_WHAT NEEDS TO BE DONE:_ Transcribe all of the records word for word, but omit the pictures.

>> Start EXTRACTED INFORMATION

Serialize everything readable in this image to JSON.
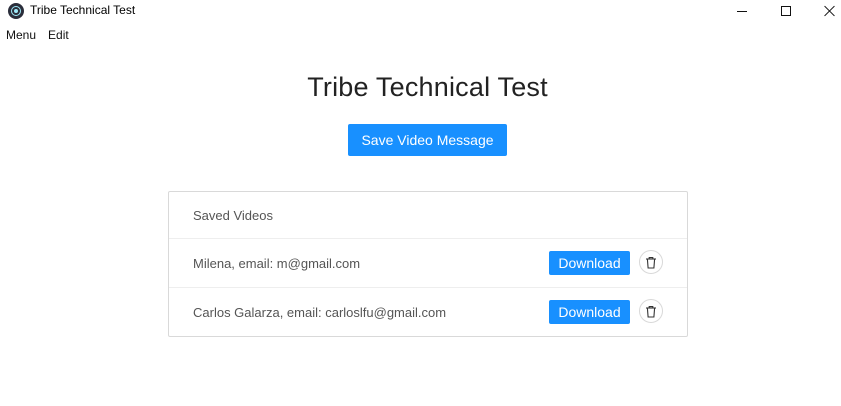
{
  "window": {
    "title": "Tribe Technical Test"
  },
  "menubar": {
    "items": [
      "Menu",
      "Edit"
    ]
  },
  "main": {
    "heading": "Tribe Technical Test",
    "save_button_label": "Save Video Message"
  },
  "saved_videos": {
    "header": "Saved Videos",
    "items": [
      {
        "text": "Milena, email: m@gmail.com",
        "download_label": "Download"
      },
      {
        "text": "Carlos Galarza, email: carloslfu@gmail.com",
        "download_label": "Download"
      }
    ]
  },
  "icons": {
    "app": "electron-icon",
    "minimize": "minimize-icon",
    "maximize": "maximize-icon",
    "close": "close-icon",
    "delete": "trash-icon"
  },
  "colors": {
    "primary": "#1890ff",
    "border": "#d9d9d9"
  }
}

>> End EXTRACTED INFORMATION

_SOLUTION:_
Serialize everything readable in this image to JSON.
{
  "window": {
    "title": "Tribe Technical Test"
  },
  "menubar": {
    "items": [
      "Menu",
      "Edit"
    ]
  },
  "main": {
    "heading": "Tribe Technical Test",
    "save_button_label": "Save Video Message"
  },
  "saved_videos": {
    "header": "Saved Videos",
    "items": [
      {
        "text": "Milena, email: m@gmail.com",
        "download_label": "Download"
      },
      {
        "text": "Carlos Galarza, email: carloslfu@gmail.com",
        "download_label": "Download"
      }
    ]
  },
  "icons": {
    "app": "electron-icon",
    "minimize": "minimize-icon",
    "maximize": "maximize-icon",
    "close": "close-icon",
    "delete": "trash-icon"
  },
  "colors": {
    "primary": "#1890ff",
    "border": "#d9d9d9"
  }
}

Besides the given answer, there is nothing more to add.